→ **Brief**: All records must be quoted exactly. Omit the pictures.

Saved entries
=======

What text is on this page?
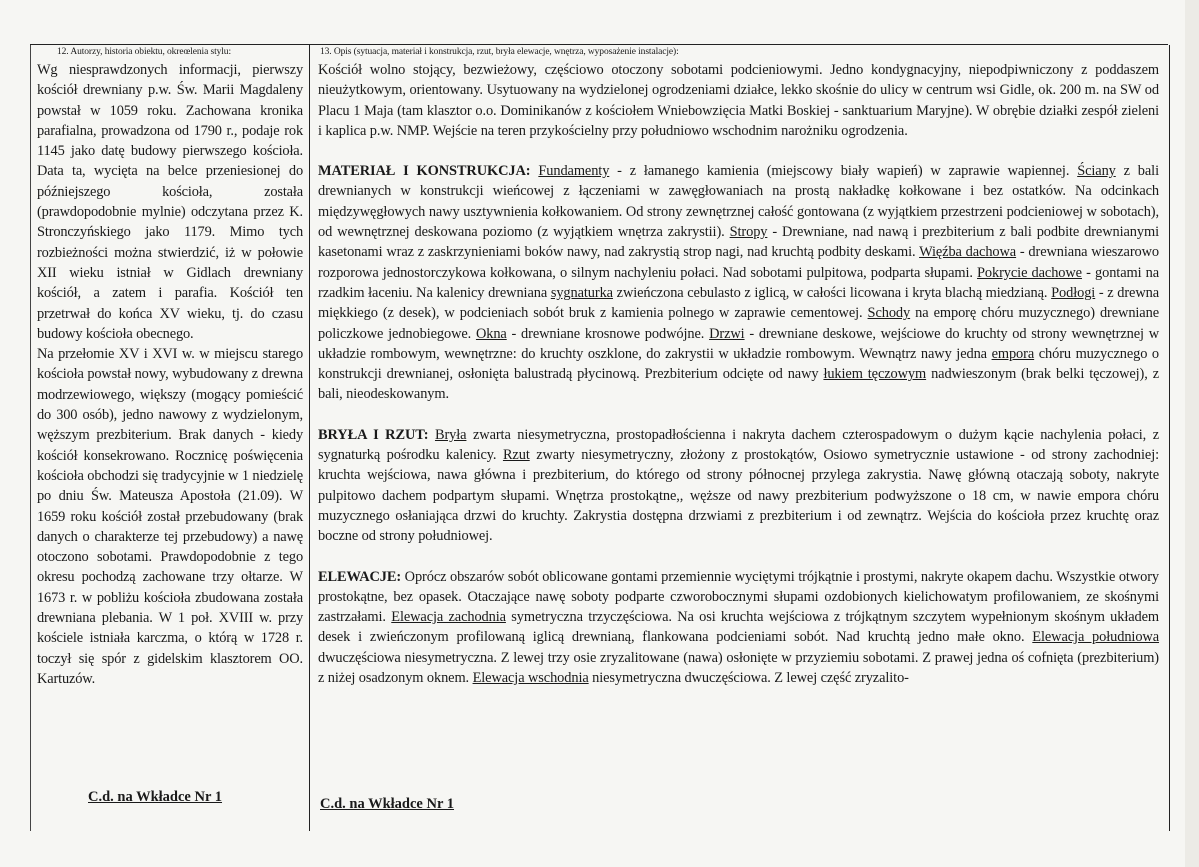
12. Autorzy, historia obiektu, okreœlenia stylu:

Wg niesprawdzonych informacji, pierwszy kościół drewniany p.w. Św. Marii Magdaleny powstał w 1059 roku. Zachowana kronika parafialna, prowadzona od 1790 r., podaje rok 1145 jako datę budowy pierwszego kościoła. Data ta, wycięta na belce przeniesionej do późniejszego kościoła, została (prawdopodobnie mylnie) odczytana przez K. Stronczyńskiego jako 1179. Mimo tych rozbieżności można stwierdzić, iż w połowie XII wieku istniał w Gidlach drewniany kościół, a zatem i parafia. Kościół ten przetrwał do końca XV wieku, tj. do czasu budowy kościoła obecnego.
Na przełomie XV i XVI w. w miejscu starego kościoła powstał nowy, wybudowany z drewna modrzewiowego, większy (mogący pomieścić do 300 osób), jedno nawowy z wydzielonym, węższym prezbiterium. Brak danych - kiedy kościół konsekrowano. Rocznicę poświęcenia kościoła obchodzi się tradycyjnie w 1 niedzielę po dniu Św. Mateusza Apostoła (21.09). W 1659 roku kościół został przebudowany (brak danych o charakterze tej przebudowy) a nawę otoczono sobotami. Prawdopodobnie z tego okresu pochodzą zachowane trzy ołtarze. W 1673 r. w pobliżu kościoła zbudowana została drewniana plebania. W 1 poł. XVIII w. przy kościele istniała karczma, o którą w 1728 r. toczył się spór z gidelskim klasztorem OO. Kartuzów.

13. Opis (sytuacja, materiał i konstrukcja, rzut, bryła elewacje, wnętrza, wyposażenie instalacje):

Kościół wolno stojący, bezwieżowy, częściowo otoczony sobotami podcieniowymi. Jedno kondygnacyjny, niepodpiwniczony z poddaszem nieużytkowym, orientowany. Usytuowany na wydzielonej ogrodzeniami działce, lekko skośnie do ulicy w centrum wsi Gidle, ok. 200 m. na SW od Placu 1 Maja (tam klasztor o.o. Dominikanów z kościołem Wniebowzięcia Matki Boskiej - sanktuarium Maryjne). W obrębie działki zespół zieleni i kaplica p.w. NMP. Wejście na teren przykościelny przy południowo wschodnim narożniku ogrodzenia.

MATERIAŁ I KONSTRUKCJA: Fundamenty - z łamanego kamienia (miejscowy biały wapień) w zaprawie wapiennej. Ściany z bali drewnianych w konstrukcji wieńcowej z łączeniami w zawęgłowaniach na prostą nakładkę kołkowane i bez ostatków. Na odcinkach międzywęgłowych nawy usztywnienia kołkowaniem. Od strony zewnętrznej całość gontowana (z wyjątkiem przestrzeni podcieniowej w sobotach), od wewnętrznej deskowana poziomo (z wyjątkiem wnętrza zakrystii). Stropy - Drewniane, nad nawą i prezbiterium z bali podbite drewnianymi kasetonami wraz z zaskrzynieniami boków nawy, nad zakrystią strop nagi, nad kruchtą podbity deskami. Więźba dachowa - drewniana wieszarowo rozporowa jednostorczykowa kołkowana, o silnym nachyleniu połaci. Nad sobotami pulpitowa, podparta słupami. Pokrycie dachowe - gontami na rzadkim łaceniu. Na kalenicy drewniana sygnaturka zwieńczona cebulasto z iglicą, w całości licowana i kryta blachą miedzianą. Podłogi - z drewna miękkiego (z desek), w podcieniach sobót bruk z kamienia polnego w zaprawie cementowej. Schody na emporę chóru muzycznego) drewniane policzkowe jednobiegowe. Okna - drewniane krosnowe podwójne. Drzwi - drewniane deskowe, wejściowe do kruchty od strony wewnętrznej w układzie rombowym, wewnętrzne: do kruchty oszklone, do zakrystii w układzie rombowym. Wewnątrz nawy jedna empora chóru muzycznego o konstrukcji drewnianej, osłonięta balustradą płycinową. Prezbiterium odcięte od nawy łukiem tęczowym nadwieszonym (brak belki tęczowej), z bali, nieodeskowanym.

BRYŁA I RZUT: Bryła zwarta niesymetryczna, prostopadłościenna i nakryta dachem czterospadowym o dużym kącie nachylenia połaci, z sygnaturką pośrodku kalenicy. Rzut zwarty niesymetryczny, złożony z prostokątów, Osiowo symetrycznie ustawione - od strony zachodniej: kruchta wejściowa, nawa główna i prezbiterium, do którego od strony północnej przylega zakrystia. Nawę główną otaczają soboty, nakryte pulpitowo dachem podpartym słupami. Wnętrza prostokątne,, węższe od nawy prezbiterium podwyższone o 18 cm, w nawie empora chóru muzycznego osłaniająca drzwi do kruchty. Zakrystia dostępna drzwiami z prezbiterium i od zewnątrz. Wejścia do kościoła przez kruchtę oraz boczne od strony południowej.

ELEWACJE: Oprócz obszarów sobót oblicowane gontami przemiennie wyciętymi trójkątnie i prostymi, nakryte okapem dachu. Wszystkie otwory prostokątne, bez opasek. Otaczające nawę soboty podparte czworobocznymi słupami ozdobionych kielichowatym profilowaniem, ze skośnymi zastrzałami. Elewacja zachodnia symetryczna trzyczęściowa. Na osi kruchta wejściowa z trójkątnym szczytem wypełnionym skośnym układem desek i zwieńczonym profilowaną iglicą drewnianą, flankowana podcieniami sobót. Nad kruchtą jedno małe okno. Elewacja południowa dwuczęściowa niesymetryczna. Z lewej trzy osie zryzalitowane (nawa) osłonięte w przyziemiu sobotami. Z prawej jedna oś cofnięta (prezbiterium) z niżej osadzonym oknem. Elewacja wschodnia niesymetryczna dwuczęściowa. Z lewej część zryzalito-

C.d. na Wkładce Nr 1	C.d. na Wkładce Nr 1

=======

→ **Task output**:
What text is on this page?
12. Autorzy, historia obiektu, okreœlenia stylu:

Wg niesprawdzonych informacji, pierwszy kościół drewniany p.w. Św. Marii Magdaleny powstał w 1059 roku. Zachowana kronika parafialna, prowadzona od 1790 r., podaje rok 1145 jako datę budowy pierwszego kościoła. Data ta, wycięta na belce przeniesionej do późniejszego kościoła, została (prawdopodobnie mylnie) odczytana przez K. Stronczyńskiego jako 1179. Mimo tych rozbieżności można stwierdzić, iż w połowie XII wieku istniał w Gidlach drewniany kościół, a zatem i parafia. Kościół ten przetrwał do końca XV wieku, tj. do czasu budowy kościoła obecnego.
Na przełomie XV i XVI w. w miejscu starego kościoła powstał nowy, wybudowany z drewna modrzewiowego, większy (mogący pomieścić do 300 osób), jedno nawowy z wydzielonym, węższym prezbiterium. Brak danych - kiedy kościół konsekrowano. Rocznicę poświęcenia kościoła obchodzi się tradycyjnie w 1 niedzielę po dniu Św. Mateusza Apostoła (21.09). W 1659 roku kościół został przebudowany (brak danych o charakterze tej przebudowy) a nawę otoczono sobotami. Prawdopodobnie z tego okresu pochodzą zachowane trzy ołtarze. W 1673 r. w pobliżu kościoła zbudowana została drewniana plebania. W 1 poł. XVIII w. przy kościele istniała karczma, o którą w 1728 r. toczył się spór z gidelskim klasztorem OO. Kartuzów.

13. Opis (sytuacja, materiał i konstrukcja, rzut, bryła elewacje, wnętrza, wyposażenie instalacje):

Kościół wolno stojący, bezwieżowy, częściowo otoczony sobotami podcieniowymi. Jedno kondygnacyjny, niepodpiwniczony z poddaszem nieużytkowym, orientowany. Usytuowany na wydzielonej ogrodzeniami działce, lekko skośnie do ulicy w centrum wsi Gidle, ok. 200 m. na SW od Placu 1 Maja (tam klasztor o.o. Dominikanów z kościołem Wniebowzięcia Matki Boskiej - sanktuarium Maryjne). W obrębie działki zespół zieleni i kaplica p.w. NMP. Wejście na teren przykościelny przy południowo wschodnim narożniku ogrodzenia.

MATERIAŁ I KONSTRUKCJA: Fundamenty - z łamanego kamienia (miejscowy biały wapień) w zaprawie wapiennej. Ściany z bali drewnianych w konstrukcji wieńcowej z łączeniami w zawęgłowaniach na prostą nakładkę kołkowane i bez ostatków. Na odcinkach międzywęgłowych nawy usztywnienia kołkowaniem. Od strony zewnętrznej całość gontowana (z wyjątkiem przestrzeni podcieniowej w sobotach), od wewnętrznej deskowana poziomo (z wyjątkiem wnętrza zakrystii). Stropy - Drewniane, nad nawą i prezbiterium z bali podbite drewnianymi kasetonami wraz z zaskrzynieniami boków nawy, nad zakrystią strop nagi, nad kruchtą podbity deskami. Więźba dachowa - drewniana wieszarowo rozporowa jednostorczykowa kołkowana, o silnym nachyleniu połaci. Nad sobotami pulpitowa, podparta słupami. Pokrycie dachowe - gontami na rzadkim łaceniu. Na kalenicy drewniana sygnaturka zwieńczona cebulasto z iglicą, w całości licowana i kryta blachą miedzianą. Podłogi - z drewna miękkiego (z desek), w podcieniach sobót bruk z kamienia polnego w zaprawie cementowej. Schody na emporę chóru muzycznego) drewniane policzkowe jednobiegowe. Okna - drewniane krosnowe podwójne. Drzwi - drewniane deskowe, wejściowe do kruchty od strony wewnętrznej w układzie rombowym, wewnętrzne: do kruchty oszklone, do zakrystii w układzie rombowym. Wewnątrz nawy jedna empora chóru muzycznego o konstrukcji drewnianej, osłonięta balustradą płycinową. Prezbiterium odcięte od nawy łukiem tęczowym nadwieszonym (brak belki tęczowej), z bali, nieodeskowanym.

BRYŁA I RZUT: Bryła zwarta niesymetryczna, prostopadłościenna i nakryta dachem czterospadowym o dużym kącie nachylenia połaci, z sygnaturką pośrodku kalenicy. Rzut zwarty niesymetryczny, złożony z prostokątów, Osiowo symetrycznie ustawione - od strony zachodniej: kruchta wejściowa, nawa główna i prezbiterium, do którego od strony północnej przylega zakrystia. Nawę główną otaczają soboty, nakryte pulpitowo dachem podpartym słupami. Wnętrza prostokątne,, węższe od nawy prezbiterium podwyższone o 18 cm, w nawie empora chóru muzycznego osłaniająca drzwi do kruchty. Zakrystia dostępna drzwiami z prezbiterium i od zewnątrz. Wejścia do kościoła przez kruchtę oraz boczne od strony południowej.

ELEWACJE: Oprócz obszarów sobót oblicowane gontami przemiennie wyciętymi trójkątnie i prostymi, nakryte okapem dachu. Wszystkie otwory prostokątne, bez opasek. Otaczające nawę soboty podparte czworobocznymi słupami ozdobionych kielichowatym profilowaniem, ze skośnymi zastrzałami. Elewacja zachodnia symetryczna trzyczęściowa. Na osi kruchta wejściowa z trójkątnym szczytem wypełnionym skośnym układem desek i zwieńczonym profilowaną iglicą drewnianą, flankowana podcieniami sobót. Nad kruchtą jedno małe okno. Elewacja południowa dwuczęściowa niesymetryczna. Z lewej trzy osie zryzalitowane (nawa) osłonięte w przyziemiu sobotami. Z prawej jedna oś cofnięta (prezbiterium) z niżej osadzonym oknem. Elewacja wschodnia niesymetryczna dwuczęściowa. Z lewej część zryzalito-

C.d. na Wkładce Nr 1	C.d. na Wkładce Nr 1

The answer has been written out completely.